▸ Direction
Answer with nothing except the number of lines that contain the word "nManage".

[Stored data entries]
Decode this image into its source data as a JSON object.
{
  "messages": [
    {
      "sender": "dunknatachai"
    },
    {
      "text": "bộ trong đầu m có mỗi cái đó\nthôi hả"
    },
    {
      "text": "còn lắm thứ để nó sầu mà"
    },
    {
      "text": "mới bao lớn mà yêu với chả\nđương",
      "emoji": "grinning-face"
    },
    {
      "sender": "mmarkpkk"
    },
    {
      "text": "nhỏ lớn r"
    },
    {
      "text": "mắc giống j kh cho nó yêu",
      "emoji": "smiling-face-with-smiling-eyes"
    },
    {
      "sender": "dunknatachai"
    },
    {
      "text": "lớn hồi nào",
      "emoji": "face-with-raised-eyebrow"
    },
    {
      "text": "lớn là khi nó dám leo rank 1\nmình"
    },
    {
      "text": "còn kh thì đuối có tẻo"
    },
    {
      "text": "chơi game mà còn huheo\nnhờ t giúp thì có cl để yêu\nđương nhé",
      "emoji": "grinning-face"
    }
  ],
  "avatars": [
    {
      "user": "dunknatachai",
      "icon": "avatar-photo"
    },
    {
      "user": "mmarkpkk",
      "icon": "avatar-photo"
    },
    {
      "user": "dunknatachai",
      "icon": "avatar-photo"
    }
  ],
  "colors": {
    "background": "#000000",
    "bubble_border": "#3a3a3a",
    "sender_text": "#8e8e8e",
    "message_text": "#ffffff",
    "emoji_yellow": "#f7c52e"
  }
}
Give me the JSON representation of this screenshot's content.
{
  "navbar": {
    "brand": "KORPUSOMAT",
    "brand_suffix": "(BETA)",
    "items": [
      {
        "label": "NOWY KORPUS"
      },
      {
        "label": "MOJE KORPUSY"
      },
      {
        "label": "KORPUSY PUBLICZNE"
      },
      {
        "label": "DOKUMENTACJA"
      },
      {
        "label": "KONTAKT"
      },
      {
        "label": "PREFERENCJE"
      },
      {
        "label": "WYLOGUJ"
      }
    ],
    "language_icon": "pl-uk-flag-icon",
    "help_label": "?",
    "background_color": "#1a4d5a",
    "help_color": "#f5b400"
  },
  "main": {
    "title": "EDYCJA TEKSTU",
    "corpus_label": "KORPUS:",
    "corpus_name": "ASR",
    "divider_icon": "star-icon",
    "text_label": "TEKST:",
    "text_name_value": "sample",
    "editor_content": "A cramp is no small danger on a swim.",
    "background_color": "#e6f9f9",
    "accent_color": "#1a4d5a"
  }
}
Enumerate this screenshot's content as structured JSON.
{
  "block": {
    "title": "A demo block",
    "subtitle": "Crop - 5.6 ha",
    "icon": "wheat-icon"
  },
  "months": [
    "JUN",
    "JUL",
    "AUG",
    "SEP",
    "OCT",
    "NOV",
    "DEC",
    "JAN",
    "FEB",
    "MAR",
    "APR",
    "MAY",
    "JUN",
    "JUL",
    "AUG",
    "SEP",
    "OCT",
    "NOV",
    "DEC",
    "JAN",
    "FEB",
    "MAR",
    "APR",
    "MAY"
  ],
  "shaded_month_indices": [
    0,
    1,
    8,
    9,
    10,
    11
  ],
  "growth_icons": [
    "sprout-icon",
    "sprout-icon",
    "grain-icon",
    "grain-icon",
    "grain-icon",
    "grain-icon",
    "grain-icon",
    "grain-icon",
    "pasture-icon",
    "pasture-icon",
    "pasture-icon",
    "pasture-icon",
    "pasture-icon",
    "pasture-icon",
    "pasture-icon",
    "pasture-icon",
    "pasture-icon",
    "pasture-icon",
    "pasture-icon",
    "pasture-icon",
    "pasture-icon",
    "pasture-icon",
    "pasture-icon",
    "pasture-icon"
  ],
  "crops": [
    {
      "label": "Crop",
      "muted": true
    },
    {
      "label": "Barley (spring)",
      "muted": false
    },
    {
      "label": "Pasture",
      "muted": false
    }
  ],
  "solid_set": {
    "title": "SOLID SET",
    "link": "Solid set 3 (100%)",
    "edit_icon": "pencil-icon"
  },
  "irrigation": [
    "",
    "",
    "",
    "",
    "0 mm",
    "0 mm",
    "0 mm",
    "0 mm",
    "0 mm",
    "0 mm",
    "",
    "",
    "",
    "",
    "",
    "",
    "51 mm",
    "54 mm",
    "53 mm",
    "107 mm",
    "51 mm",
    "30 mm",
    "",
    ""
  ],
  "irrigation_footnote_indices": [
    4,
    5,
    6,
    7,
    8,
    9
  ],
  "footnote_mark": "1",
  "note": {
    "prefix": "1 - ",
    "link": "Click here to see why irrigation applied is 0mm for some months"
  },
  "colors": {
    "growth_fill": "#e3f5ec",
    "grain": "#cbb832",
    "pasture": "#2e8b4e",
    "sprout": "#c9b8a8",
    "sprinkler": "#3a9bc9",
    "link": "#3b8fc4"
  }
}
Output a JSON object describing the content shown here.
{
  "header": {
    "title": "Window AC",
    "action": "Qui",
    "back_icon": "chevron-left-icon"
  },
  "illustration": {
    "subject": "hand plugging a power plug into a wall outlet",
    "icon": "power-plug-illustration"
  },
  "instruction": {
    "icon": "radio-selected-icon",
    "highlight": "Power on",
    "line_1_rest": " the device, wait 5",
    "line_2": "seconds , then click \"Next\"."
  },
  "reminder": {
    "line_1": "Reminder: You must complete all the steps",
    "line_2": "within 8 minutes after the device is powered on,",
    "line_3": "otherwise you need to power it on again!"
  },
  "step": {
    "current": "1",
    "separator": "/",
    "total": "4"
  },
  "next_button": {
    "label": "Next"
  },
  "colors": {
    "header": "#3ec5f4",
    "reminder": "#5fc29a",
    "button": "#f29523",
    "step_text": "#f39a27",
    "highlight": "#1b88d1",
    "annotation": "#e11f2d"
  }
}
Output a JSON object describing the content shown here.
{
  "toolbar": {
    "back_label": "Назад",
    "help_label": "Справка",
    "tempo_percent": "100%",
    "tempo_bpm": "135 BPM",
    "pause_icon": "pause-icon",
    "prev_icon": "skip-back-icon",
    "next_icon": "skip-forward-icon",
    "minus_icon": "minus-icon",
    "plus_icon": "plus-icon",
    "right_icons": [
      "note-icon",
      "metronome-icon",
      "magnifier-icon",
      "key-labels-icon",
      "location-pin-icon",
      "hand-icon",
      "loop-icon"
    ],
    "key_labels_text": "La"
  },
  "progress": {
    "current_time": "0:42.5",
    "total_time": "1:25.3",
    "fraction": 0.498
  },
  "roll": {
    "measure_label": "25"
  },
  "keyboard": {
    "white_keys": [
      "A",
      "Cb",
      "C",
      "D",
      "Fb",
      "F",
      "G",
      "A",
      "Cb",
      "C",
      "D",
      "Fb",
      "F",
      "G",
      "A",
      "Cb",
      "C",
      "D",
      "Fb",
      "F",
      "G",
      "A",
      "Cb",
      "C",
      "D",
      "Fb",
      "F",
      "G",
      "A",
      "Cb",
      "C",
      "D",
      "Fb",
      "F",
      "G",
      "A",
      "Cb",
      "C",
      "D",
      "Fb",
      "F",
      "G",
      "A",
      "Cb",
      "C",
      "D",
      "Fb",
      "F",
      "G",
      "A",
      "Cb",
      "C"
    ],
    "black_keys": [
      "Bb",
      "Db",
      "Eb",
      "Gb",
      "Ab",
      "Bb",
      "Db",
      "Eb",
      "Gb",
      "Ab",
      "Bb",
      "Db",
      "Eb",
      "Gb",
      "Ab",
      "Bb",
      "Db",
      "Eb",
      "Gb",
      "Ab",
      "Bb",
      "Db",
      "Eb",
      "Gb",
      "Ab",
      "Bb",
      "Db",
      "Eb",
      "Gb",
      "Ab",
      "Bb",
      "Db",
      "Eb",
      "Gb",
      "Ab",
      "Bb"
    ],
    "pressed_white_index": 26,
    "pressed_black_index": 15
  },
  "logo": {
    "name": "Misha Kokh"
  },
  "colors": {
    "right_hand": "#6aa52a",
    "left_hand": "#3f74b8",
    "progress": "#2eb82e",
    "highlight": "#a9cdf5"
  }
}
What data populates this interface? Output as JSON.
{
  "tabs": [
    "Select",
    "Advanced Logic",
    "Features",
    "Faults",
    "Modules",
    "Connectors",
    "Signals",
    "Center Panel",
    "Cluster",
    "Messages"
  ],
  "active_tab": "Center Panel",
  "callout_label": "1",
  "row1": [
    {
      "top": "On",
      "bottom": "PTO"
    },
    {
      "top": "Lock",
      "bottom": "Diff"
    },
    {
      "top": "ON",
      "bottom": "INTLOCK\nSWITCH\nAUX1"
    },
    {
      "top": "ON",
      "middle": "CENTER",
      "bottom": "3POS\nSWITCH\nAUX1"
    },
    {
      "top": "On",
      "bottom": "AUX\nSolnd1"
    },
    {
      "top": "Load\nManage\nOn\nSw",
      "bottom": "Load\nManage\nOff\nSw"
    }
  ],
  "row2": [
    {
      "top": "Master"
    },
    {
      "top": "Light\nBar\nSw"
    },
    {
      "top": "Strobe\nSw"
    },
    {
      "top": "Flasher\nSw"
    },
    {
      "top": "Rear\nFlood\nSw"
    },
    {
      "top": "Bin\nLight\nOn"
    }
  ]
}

▸ Reply
2